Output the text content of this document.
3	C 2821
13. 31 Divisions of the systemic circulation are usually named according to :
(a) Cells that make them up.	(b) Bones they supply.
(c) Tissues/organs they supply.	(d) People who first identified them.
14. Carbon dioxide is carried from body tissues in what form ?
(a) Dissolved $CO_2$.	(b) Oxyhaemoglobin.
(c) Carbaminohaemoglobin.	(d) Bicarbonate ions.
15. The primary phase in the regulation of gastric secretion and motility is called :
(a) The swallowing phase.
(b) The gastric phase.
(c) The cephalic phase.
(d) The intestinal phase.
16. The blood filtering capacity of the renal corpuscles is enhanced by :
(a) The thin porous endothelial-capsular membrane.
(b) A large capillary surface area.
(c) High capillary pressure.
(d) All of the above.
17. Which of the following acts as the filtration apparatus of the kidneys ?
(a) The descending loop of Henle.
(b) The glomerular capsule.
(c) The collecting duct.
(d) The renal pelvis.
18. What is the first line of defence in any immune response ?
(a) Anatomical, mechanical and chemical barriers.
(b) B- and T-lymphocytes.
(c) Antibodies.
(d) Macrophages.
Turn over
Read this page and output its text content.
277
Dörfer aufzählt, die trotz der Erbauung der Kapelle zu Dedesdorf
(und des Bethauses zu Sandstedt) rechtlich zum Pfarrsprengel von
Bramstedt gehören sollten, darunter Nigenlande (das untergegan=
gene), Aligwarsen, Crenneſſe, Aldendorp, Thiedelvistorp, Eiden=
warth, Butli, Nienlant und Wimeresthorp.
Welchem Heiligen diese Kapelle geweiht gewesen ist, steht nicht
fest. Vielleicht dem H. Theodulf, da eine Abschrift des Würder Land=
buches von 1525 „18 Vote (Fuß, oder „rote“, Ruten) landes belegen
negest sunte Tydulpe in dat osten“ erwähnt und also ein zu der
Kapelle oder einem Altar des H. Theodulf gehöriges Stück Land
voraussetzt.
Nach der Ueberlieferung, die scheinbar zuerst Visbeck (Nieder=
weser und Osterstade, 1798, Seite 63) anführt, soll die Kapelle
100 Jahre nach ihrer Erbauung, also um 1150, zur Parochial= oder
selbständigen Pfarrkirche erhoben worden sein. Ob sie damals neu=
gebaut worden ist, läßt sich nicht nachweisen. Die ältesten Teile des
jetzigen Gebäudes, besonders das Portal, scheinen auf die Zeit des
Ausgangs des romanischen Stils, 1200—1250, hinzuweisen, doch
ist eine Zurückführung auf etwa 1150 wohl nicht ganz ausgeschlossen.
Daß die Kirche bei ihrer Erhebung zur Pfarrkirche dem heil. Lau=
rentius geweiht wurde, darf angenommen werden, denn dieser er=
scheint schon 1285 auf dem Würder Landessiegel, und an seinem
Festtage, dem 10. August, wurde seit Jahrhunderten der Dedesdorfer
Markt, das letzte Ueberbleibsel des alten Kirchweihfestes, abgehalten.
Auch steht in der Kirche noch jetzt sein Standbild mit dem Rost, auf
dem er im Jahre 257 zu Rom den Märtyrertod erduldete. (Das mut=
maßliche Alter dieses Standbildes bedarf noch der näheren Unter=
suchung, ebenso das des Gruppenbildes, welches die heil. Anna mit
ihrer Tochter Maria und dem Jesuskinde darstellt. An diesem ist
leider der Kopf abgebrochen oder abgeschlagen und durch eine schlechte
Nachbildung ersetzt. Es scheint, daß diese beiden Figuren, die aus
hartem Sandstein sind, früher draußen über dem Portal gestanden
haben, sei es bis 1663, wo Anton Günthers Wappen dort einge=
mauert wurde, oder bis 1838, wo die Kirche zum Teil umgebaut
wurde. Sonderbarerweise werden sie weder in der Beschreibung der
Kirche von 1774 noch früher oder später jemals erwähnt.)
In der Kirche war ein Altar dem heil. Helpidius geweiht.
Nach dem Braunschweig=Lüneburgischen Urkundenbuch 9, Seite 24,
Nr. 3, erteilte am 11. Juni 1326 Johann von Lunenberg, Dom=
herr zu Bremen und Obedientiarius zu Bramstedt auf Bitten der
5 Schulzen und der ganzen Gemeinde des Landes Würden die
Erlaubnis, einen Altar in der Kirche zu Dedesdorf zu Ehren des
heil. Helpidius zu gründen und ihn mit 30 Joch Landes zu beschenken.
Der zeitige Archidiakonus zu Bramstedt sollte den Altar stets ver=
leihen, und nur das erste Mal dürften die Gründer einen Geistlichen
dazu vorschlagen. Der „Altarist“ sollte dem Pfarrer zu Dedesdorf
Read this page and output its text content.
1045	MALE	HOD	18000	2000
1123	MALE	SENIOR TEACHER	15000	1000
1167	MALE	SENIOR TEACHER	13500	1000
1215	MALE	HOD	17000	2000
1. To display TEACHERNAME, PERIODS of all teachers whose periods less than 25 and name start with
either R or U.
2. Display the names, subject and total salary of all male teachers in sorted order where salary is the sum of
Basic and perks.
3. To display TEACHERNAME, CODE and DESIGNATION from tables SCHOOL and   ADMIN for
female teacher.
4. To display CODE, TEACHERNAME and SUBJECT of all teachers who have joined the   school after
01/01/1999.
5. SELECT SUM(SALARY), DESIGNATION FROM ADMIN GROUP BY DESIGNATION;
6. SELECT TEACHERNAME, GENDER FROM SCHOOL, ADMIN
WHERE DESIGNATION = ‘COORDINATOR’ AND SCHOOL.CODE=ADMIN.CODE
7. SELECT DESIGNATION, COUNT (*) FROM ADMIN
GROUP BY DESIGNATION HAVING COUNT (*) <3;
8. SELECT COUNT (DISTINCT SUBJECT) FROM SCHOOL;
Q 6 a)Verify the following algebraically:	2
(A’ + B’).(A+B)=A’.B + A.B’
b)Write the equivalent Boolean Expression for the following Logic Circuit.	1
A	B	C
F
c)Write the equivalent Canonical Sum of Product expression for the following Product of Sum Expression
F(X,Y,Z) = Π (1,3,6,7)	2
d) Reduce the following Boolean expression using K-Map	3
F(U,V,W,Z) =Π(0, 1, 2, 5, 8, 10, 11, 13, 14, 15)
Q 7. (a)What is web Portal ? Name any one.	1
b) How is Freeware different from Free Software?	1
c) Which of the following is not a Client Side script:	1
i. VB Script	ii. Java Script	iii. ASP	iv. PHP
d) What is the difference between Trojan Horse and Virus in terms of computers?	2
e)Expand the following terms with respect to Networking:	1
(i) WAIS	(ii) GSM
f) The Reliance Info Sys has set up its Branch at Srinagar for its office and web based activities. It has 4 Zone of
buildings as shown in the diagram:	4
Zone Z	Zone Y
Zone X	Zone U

§

Word for word, copy the listing above in its entirety.

- RESPONSE FOR THIS EXERCISE:
Output the text content of this document.
3	C 2821
13. 31 Divisions of the systemic circulation are usually named according to :
(a) Cells that make them up.	(b) Bones they supply.
(c) Tissues/organs they supply.	(d) People who first identified them.
14. Carbon dioxide is carried from body tissues in what form ?
(a) Dissolved $CO_2$.	(b) Oxyhaemoglobin.
(c) Carbaminohaemoglobin.	(d) Bicarbonate ions.
15. The primary phase in the regulation of gastric secretion and motility is called :
(a) The swallowing phase.
(b) The gastric phase.
(c) The cephalic phase.
(d) The intestinal phase.
16. The blood filtering capacity of the renal corpuscles is enhanced by :
(a) The thin porous endothelial-capsular membrane.
(b) A large capillary surface area.
(c) High capillary pressure.
(d) All of the above.
17. Which of the following acts as the filtration apparatus of the kidneys ?
(a) The descending loop of Henle.
(b) The glomerular capsule.
(c) The collecting duct.
(d) The renal pelvis.
18. What is the first line of defence in any immune response ?
(a) Anatomical, mechanical and chemical barriers.
(b) B- and T-lymphocytes.
(c) Antibodies.
(d) Macrophages.
Turn over
Read this page and output its text content.
277
Dörfer aufzählt, die trotz der Erbauung der Kapelle zu Dedesdorf
(und des Bethauses zu Sandstedt) rechtlich zum Pfarrsprengel von
Bramstedt gehören sollten, darunter Nigenlande (das untergegan=
gene), Aligwarsen, Crenneſſe, Aldendorp, Thiedelvistorp, Eiden=
warth, Butli, Nienlant und Wimeresthorp.
Welchem Heiligen diese Kapelle geweiht gewesen ist, steht nicht
fest. Vielleicht dem H. Theodulf, da eine Abschrift des Würder Land=
buches von 1525 „18 Vote (Fuß, oder „rote“, Ruten) landes belegen
negest sunte Tydulpe in dat osten“ erwähnt und also ein zu der
Kapelle oder einem Altar des H. Theodulf gehöriges Stück Land
voraussetzt.
Nach der Ueberlieferung, die scheinbar zuerst Visbeck (Nieder=
weser und Osterstade, 1798, Seite 63) anführt, soll die Kapelle
100 Jahre nach ihrer Erbauung, also um 1150, zur Parochial= oder
selbständigen Pfarrkirche erhoben worden sein. Ob sie damals neu=
gebaut worden ist, läßt sich nicht nachweisen. Die ältesten Teile des
jetzigen Gebäudes, besonders das Portal, scheinen auf die Zeit des
Ausgangs des romanischen Stils, 1200—1250, hinzuweisen, doch
ist eine Zurückführung auf etwa 1150 wohl nicht ganz ausgeschlossen.
Daß die Kirche bei ihrer Erhebung zur Pfarrkirche dem heil. Lau=
rentius geweiht wurde, darf angenommen werden, denn dieser er=
scheint schon 1285 auf dem Würder Landessiegel, und an seinem
Festtage, dem 10. August, wurde seit Jahrhunderten der Dedesdorfer
Markt, das letzte Ueberbleibsel des alten Kirchweihfestes, abgehalten.
Auch steht in der Kirche noch jetzt sein Standbild mit dem Rost, auf
dem er im Jahre 257 zu Rom den Märtyrertod erduldete. (Das mut=
maßliche Alter dieses Standbildes bedarf noch der näheren Unter=
suchung, ebenso das des Gruppenbildes, welches die heil. Anna mit
ihrer Tochter Maria und dem Jesuskinde darstellt. An diesem ist
leider der Kopf abgebrochen oder abgeschlagen und durch eine schlechte
Nachbildung ersetzt. Es scheint, daß diese beiden Figuren, die aus
hartem Sandstein sind, früher draußen über dem Portal gestanden
haben, sei es bis 1663, wo Anton Günthers Wappen dort einge=
mauert wurde, oder bis 1838, wo die Kirche zum Teil umgebaut
wurde. Sonderbarerweise werden sie weder in der Beschreibung der
Kirche von 1774 noch früher oder später jemals erwähnt.)
In der Kirche war ein Altar dem heil. Helpidius geweiht.
Nach dem Braunschweig=Lüneburgischen Urkundenbuch 9, Seite 24,
Nr. 3, erteilte am 11. Juni 1326 Johann von Lunenberg, Dom=
herr zu Bremen und Obedientiarius zu Bramstedt auf Bitten der
5 Schulzen und der ganzen Gemeinde des Landes Würden die
Erlaubnis, einen Altar in der Kirche zu Dedesdorf zu Ehren des
heil. Helpidius zu gründen und ihn mit 30 Joch Landes zu beschenken.
Der zeitige Archidiakonus zu Bramstedt sollte den Altar stets ver=
leihen, und nur das erste Mal dürften die Gründer einen Geistlichen
dazu vorschlagen. Der „Altarist“ sollte dem Pfarrer zu Dedesdorf
Read this page and output its text content.
1045	MALE	HOD	18000	2000
1123	MALE	SENIOR TEACHER	15000	1000
1167	MALE	SENIOR TEACHER	13500	1000
1215	MALE	HOD	17000	2000
1. To display TEACHERNAME, PERIODS of all teachers whose periods less than 25 and name start with
either R or U.
2. Display the names, subject and total salary of all male teachers in sorted order where salary is the sum of
Basic and perks.
3. To display TEACHERNAME, CODE and DESIGNATION from tables SCHOOL and   ADMIN for
female teacher.
4. To display CODE, TEACHERNAME and SUBJECT of all teachers who have joined the   school after
01/01/1999.
5. SELECT SUM(SALARY), DESIGNATION FROM ADMIN GROUP BY DESIGNATION;
6. SELECT TEACHERNAME, GENDER FROM SCHOOL, ADMIN
WHERE DESIGNATION = ‘COORDINATOR’ AND SCHOOL.CODE=ADMIN.CODE
7. SELECT DESIGNATION, COUNT (*) FROM ADMIN
GROUP BY DESIGNATION HAVING COUNT (*) <3;
8. SELECT COUNT (DISTINCT SUBJECT) FROM SCHOOL;
Q 6 a)Verify the following algebraically:	2
(A’ + B’).(A+B)=A’.B + A.B’
b)Write the equivalent Boolean Expression for the following Logic Circuit.	1
A	B	C
F
c)Write the equivalent Canonical Sum of Product expression for the following Product of Sum Expression
F(X,Y,Z) = Π (1,3,6,7)	2
d) Reduce the following Boolean expression using K-Map	3
F(U,V,W,Z) =Π(0, 1, 2, 5, 8, 10, 11, 13, 14, 15)
Q 7. (a)What is web Portal ? Name any one.	1
b) How is Freeware different from Free Software?	1
c) Which of the following is not a Client Side script:	1
i. VB Script	ii. Java Script	iii. ASP	iv. PHP
d) What is the difference between Trojan Horse and Virus in terms of computers?	2
e)Expand the following terms with respect to Networking:	1
(i) WAIS	(ii) GSM
f) The Reliance Info Sys has set up its Branch at Srinagar for its office and web based activities. It has 4 Zone of
buildings as shown in the diagram:	4
Zone Z	Zone Y
Zone X	Zone U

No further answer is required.